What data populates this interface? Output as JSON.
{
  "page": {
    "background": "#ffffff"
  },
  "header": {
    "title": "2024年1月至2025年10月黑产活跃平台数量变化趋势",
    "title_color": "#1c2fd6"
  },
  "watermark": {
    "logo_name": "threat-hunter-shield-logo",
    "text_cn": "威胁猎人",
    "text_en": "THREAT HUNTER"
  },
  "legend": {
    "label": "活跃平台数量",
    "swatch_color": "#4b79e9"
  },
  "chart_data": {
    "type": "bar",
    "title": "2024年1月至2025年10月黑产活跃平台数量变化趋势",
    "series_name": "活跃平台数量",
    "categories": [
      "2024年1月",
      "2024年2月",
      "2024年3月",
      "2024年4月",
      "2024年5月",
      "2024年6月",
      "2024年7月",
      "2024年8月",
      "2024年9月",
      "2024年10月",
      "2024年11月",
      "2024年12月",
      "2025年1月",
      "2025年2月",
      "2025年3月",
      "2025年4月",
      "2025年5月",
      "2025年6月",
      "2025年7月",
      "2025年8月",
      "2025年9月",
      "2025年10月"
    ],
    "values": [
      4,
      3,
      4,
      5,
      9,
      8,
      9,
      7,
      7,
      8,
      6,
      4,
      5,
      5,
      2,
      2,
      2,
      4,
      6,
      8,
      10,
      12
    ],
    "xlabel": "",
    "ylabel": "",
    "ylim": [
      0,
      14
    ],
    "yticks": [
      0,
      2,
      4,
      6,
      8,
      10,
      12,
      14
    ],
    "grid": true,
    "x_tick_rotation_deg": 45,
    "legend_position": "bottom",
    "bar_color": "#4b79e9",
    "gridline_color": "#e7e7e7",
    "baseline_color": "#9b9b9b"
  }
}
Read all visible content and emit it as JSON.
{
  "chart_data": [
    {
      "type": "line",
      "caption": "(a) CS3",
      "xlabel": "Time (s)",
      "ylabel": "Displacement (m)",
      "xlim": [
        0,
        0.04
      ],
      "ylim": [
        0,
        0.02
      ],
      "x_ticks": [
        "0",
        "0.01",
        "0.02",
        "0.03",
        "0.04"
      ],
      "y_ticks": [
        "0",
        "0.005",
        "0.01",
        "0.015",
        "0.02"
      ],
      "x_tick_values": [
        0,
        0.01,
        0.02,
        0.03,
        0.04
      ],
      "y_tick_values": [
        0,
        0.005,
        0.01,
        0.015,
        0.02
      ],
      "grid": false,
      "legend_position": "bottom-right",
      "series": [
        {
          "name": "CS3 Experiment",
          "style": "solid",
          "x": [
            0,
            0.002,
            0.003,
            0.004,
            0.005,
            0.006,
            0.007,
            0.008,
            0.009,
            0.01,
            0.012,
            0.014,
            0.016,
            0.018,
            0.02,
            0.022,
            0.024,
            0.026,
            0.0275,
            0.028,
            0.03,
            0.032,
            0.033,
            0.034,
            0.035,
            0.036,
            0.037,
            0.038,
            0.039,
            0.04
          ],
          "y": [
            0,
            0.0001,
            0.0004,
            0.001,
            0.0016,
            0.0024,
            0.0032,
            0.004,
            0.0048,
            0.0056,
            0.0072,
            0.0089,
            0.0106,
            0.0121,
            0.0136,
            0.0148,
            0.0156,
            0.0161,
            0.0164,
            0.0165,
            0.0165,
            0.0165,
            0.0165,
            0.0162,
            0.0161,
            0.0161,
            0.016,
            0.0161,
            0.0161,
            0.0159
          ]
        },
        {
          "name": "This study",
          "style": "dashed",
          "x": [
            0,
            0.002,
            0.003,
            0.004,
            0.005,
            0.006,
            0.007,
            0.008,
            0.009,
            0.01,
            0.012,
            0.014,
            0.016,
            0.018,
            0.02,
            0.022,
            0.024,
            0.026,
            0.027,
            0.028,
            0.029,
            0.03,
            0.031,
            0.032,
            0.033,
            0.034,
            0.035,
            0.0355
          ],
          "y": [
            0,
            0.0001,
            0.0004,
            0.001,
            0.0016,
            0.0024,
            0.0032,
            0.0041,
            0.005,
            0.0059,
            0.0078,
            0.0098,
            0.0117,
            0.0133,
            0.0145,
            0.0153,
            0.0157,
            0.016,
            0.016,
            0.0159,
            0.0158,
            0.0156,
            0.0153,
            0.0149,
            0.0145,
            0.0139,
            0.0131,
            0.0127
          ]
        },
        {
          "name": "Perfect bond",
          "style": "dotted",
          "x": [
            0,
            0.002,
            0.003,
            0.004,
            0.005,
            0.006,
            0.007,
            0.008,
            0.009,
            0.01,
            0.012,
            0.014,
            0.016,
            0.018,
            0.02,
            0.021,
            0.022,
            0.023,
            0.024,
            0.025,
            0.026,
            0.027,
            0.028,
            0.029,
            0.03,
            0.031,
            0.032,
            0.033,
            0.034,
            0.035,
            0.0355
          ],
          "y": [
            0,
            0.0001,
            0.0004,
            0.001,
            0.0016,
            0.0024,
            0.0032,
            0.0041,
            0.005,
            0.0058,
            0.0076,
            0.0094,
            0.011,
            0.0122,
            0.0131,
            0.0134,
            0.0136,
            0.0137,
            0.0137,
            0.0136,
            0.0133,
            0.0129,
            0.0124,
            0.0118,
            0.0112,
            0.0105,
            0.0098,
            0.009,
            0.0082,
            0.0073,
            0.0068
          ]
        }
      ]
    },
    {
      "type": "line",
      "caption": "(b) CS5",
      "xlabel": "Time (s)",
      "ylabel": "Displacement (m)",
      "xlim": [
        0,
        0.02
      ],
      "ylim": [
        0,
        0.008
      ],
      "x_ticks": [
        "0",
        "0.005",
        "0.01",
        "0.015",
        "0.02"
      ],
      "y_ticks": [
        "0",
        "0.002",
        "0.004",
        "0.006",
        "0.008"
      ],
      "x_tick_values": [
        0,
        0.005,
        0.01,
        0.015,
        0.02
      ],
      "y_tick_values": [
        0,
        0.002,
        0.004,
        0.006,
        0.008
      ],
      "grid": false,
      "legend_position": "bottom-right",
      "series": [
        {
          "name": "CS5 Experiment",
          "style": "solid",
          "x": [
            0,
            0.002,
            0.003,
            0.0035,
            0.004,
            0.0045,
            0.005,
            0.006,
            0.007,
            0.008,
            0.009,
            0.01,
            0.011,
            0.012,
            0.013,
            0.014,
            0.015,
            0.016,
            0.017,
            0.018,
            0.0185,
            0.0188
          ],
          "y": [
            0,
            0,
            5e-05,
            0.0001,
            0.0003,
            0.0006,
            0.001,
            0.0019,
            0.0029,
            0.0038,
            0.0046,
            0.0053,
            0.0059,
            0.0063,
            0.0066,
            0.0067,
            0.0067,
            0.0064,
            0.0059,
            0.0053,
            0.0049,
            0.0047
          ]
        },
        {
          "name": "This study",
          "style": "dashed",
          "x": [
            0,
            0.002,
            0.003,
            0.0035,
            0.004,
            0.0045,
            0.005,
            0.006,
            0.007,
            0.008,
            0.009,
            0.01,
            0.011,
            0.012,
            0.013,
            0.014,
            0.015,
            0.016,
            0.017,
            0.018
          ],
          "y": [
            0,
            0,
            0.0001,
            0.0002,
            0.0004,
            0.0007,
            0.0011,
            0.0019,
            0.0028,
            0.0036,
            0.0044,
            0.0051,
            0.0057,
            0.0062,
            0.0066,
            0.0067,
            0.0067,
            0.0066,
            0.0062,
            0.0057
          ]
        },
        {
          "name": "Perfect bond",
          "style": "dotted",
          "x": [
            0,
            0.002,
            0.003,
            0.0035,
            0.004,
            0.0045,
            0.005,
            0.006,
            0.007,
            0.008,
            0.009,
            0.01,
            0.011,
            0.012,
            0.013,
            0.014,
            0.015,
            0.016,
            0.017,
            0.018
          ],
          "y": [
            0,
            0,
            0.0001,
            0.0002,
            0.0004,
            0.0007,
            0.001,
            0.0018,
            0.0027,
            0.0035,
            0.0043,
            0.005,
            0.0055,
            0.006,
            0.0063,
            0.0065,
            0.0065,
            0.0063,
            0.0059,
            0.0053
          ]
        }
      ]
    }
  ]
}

※ ※ ※

-- GIVEN EXERCISE --
Scan the listing above for the word "JSON" and show each line where it is found.

-- TASK OUTPUT --
What data populates this interface? Output as JSON.
Read all visible content and emit it as JSON.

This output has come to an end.